▸ TASK REQUIREMENTS
Look through the listing below and give the number of lines that hold "heater". Say nothing more.

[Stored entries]
══════════════════════════════
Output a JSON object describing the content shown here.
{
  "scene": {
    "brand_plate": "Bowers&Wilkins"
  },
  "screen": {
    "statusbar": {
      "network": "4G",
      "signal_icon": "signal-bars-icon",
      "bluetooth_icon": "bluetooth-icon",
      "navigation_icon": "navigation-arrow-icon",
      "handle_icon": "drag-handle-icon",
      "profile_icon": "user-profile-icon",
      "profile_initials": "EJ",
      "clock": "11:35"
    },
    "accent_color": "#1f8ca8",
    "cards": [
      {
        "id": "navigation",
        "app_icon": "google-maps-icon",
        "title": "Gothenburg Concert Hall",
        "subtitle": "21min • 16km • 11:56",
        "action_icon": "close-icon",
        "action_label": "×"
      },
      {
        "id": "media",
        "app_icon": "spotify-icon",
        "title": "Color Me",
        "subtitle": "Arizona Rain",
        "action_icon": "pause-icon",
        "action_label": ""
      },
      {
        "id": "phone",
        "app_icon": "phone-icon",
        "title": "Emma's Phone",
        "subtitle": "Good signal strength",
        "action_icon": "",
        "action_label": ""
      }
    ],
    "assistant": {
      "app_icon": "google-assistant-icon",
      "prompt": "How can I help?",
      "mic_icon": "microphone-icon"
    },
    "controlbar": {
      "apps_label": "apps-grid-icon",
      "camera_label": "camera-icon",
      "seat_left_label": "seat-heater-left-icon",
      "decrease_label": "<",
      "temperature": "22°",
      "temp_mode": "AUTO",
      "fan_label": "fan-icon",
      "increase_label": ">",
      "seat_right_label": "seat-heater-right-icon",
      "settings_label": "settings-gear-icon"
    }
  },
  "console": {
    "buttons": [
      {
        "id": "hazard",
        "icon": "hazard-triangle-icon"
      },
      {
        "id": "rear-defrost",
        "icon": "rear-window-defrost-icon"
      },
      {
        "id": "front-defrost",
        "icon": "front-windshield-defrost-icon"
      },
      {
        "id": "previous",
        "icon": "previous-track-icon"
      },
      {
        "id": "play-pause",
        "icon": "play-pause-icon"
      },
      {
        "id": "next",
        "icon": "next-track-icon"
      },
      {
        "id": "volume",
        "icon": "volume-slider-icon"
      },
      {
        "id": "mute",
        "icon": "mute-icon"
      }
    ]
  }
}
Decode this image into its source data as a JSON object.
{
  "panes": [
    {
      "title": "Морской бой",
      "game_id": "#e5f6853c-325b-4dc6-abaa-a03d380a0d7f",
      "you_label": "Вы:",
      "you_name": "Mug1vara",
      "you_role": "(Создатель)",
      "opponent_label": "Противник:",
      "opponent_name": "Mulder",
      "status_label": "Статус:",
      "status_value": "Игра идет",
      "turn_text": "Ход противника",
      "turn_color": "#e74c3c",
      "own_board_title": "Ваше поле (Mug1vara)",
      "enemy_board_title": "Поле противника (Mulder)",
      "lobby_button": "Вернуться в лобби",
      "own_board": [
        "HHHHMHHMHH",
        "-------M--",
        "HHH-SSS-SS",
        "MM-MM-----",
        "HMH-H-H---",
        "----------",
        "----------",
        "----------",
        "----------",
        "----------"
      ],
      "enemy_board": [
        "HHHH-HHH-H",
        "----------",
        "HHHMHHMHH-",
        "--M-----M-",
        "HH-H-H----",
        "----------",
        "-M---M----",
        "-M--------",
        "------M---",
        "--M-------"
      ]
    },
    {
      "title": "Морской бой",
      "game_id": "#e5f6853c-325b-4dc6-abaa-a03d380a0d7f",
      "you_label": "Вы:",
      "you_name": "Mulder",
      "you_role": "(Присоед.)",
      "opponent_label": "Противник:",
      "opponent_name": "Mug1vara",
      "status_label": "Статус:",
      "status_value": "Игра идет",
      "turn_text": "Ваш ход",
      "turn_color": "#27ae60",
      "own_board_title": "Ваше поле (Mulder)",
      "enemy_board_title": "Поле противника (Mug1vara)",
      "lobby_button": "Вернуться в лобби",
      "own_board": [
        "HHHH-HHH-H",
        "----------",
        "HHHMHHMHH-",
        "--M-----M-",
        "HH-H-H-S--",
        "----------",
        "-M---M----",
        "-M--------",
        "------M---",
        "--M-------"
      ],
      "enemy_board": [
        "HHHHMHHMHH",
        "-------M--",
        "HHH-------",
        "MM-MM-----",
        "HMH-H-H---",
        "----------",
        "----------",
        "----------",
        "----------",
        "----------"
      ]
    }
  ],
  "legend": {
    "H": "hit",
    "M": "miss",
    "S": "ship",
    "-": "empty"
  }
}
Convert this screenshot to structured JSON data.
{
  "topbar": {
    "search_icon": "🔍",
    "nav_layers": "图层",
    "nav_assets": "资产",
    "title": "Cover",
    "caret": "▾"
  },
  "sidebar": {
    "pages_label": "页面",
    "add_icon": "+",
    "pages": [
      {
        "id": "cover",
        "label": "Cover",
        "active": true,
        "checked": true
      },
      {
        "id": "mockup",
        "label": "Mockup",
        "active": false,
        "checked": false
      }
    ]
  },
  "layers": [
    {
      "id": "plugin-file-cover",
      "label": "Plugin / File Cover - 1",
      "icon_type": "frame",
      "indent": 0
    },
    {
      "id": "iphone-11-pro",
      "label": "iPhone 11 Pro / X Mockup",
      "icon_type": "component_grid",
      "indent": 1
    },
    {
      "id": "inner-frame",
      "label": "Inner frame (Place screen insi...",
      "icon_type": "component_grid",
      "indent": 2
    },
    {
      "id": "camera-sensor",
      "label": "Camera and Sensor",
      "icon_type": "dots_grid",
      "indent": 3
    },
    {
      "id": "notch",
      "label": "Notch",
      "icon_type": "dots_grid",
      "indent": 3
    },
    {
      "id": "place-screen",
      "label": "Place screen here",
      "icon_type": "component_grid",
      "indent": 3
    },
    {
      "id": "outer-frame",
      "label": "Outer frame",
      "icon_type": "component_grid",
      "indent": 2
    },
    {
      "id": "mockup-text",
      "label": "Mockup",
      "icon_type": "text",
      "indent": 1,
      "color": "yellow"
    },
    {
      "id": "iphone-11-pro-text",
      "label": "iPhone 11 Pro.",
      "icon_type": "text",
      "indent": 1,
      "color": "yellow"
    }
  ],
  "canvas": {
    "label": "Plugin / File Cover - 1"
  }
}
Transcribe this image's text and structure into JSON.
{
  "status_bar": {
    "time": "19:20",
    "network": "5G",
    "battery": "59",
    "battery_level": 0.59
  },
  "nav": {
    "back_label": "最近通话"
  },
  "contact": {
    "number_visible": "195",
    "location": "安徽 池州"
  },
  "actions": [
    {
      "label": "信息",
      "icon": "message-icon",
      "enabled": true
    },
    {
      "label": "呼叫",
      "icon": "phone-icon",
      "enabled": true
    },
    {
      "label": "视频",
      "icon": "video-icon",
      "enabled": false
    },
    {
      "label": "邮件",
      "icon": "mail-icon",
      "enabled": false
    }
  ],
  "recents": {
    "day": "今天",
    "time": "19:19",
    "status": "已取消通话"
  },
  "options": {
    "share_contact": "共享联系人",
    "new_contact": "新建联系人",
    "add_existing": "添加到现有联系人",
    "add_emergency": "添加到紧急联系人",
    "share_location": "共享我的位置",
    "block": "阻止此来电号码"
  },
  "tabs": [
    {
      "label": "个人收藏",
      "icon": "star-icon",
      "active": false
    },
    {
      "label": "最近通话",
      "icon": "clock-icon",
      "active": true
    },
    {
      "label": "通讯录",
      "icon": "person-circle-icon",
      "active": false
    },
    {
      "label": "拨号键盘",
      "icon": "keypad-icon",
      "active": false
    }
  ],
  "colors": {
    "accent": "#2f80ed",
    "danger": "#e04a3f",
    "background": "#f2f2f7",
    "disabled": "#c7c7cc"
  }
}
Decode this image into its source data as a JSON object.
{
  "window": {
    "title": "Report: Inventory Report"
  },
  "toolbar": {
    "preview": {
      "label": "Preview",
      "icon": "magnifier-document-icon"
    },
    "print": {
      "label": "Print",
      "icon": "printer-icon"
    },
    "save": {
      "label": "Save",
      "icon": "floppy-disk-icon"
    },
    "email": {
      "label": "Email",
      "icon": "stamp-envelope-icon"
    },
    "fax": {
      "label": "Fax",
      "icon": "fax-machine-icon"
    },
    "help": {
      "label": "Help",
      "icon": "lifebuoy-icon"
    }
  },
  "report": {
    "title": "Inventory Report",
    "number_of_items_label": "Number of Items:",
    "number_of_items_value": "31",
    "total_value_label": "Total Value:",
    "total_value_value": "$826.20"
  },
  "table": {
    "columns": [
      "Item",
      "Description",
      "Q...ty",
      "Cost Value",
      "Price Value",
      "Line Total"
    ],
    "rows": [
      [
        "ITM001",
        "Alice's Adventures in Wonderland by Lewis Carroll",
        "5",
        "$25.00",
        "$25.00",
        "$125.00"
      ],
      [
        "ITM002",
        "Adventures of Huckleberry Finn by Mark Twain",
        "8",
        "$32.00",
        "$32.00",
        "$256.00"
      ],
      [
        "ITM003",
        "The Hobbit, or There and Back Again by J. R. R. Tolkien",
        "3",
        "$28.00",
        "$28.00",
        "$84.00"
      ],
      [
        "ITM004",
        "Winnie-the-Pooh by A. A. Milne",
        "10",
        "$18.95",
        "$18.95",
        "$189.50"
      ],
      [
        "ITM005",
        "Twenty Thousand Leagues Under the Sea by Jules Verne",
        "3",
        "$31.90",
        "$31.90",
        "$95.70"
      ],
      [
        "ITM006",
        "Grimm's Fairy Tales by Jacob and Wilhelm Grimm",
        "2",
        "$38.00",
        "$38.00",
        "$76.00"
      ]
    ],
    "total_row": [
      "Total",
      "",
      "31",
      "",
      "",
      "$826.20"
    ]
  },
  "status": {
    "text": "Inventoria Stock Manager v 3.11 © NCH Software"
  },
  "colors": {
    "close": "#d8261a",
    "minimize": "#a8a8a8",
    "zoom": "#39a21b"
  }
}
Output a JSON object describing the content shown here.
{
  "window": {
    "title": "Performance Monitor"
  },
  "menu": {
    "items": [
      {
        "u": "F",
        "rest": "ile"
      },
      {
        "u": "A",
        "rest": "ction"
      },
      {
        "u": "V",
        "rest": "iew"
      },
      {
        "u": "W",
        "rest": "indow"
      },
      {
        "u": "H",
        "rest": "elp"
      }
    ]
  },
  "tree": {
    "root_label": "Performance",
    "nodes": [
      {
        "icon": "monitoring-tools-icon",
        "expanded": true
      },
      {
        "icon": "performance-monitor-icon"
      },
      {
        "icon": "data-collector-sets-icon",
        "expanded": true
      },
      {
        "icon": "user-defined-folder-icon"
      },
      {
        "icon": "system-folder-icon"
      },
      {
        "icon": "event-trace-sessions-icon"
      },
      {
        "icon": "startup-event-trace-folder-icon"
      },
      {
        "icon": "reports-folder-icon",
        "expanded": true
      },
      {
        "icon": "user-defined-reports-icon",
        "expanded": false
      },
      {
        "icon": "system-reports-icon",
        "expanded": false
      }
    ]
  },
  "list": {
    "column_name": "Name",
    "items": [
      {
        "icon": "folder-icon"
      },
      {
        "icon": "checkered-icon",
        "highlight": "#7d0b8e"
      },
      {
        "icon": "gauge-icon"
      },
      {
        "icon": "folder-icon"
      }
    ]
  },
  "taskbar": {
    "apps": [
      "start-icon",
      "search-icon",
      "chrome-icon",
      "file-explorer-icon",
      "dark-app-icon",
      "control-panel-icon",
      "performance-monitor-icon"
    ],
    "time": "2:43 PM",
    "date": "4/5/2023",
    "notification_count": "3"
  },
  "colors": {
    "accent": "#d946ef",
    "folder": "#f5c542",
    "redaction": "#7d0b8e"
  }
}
══════════════════════════════
▸ TASK RESULT
2